# What the task asks
Return the listing below verbatim. Pictures do not belong in the copy.
___ Records provided
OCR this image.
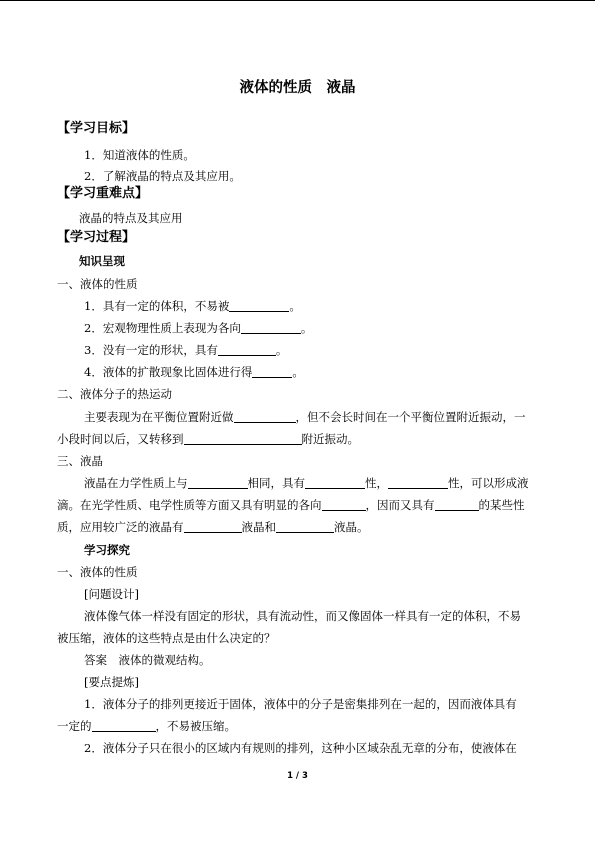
液体的性质　液晶
【学习目标】
1．知道液体的性质。
2．了解液晶的特点及其应用。
【学习重难点】
液晶的特点及其应用
【学习过程】
知识呈现
一、液体的性质
1．具有一定的体积，不易被	。
2．宏观物理性质上表现为各向	。
3．没有一定的形状，具有	。
4．液体的扩散现象比固体进行得	。
二、液体分子的热运动
主要表现为在平衡位置附近做	，但不会长时间在一个平衡位置附近振动，一
小段时间以后，又转移到	附近振动。
三、液晶
液晶在力学性质上与	相同，具有	性，	性，可以形成液
滴。在光学性质、电学性质等方面又具有明显的各向	，因而又具有	的某些性
质，应用较广泛的液晶有	液晶和	液晶。
学习探究
一、液体的性质
[问题设计]
液体像气体一样没有固定的形状，具有流动性，而又像固体一样具有一定的体积，不易
被压缩，液体的这些特点是由什么决定的？
答案　液体的微观结构。
[要点提炼]
1．液体分子的排列更接近于固体，液体中的分子是密集排列在一起的，因而液体具有
一定的	，不易被压缩。
2．液体分子只在很小的区域内有规则的排列，这种小区域杂乱无章的分布，使液体在
1 / 3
______
# Solution
OCR this image.
液体的性质　液晶
【学习目标】
1．知道液体的性质。
2．了解液晶的特点及其应用。
【学习重难点】
液晶的特点及其应用
【学习过程】
知识呈现
一、液体的性质
1．具有一定的体积，不易被	。
2．宏观物理性质上表现为各向	。
3．没有一定的形状，具有	。
4．液体的扩散现象比固体进行得	。
二、液体分子的热运动
主要表现为在平衡位置附近做	，但不会长时间在一个平衡位置附近振动，一
小段时间以后，又转移到	附近振动。
三、液晶
液晶在力学性质上与	相同，具有	性，	性，可以形成液
滴。在光学性质、电学性质等方面又具有明显的各向	，因而又具有	的某些性
质，应用较广泛的液晶有	液晶和	液晶。
学习探究
一、液体的性质
[问题设计]
液体像气体一样没有固定的形状，具有流动性，而又像固体一样具有一定的体积，不易
被压缩，液体的这些特点是由什么决定的？
答案　液体的微观结构。
[要点提炼]
1．液体分子的排列更接近于固体，液体中的分子是密集排列在一起的，因而液体具有
一定的	，不易被压缩。
2．液体分子只在很小的区域内有规则的排列，这种小区域杂乱无章的分布，使液体在
1 / 3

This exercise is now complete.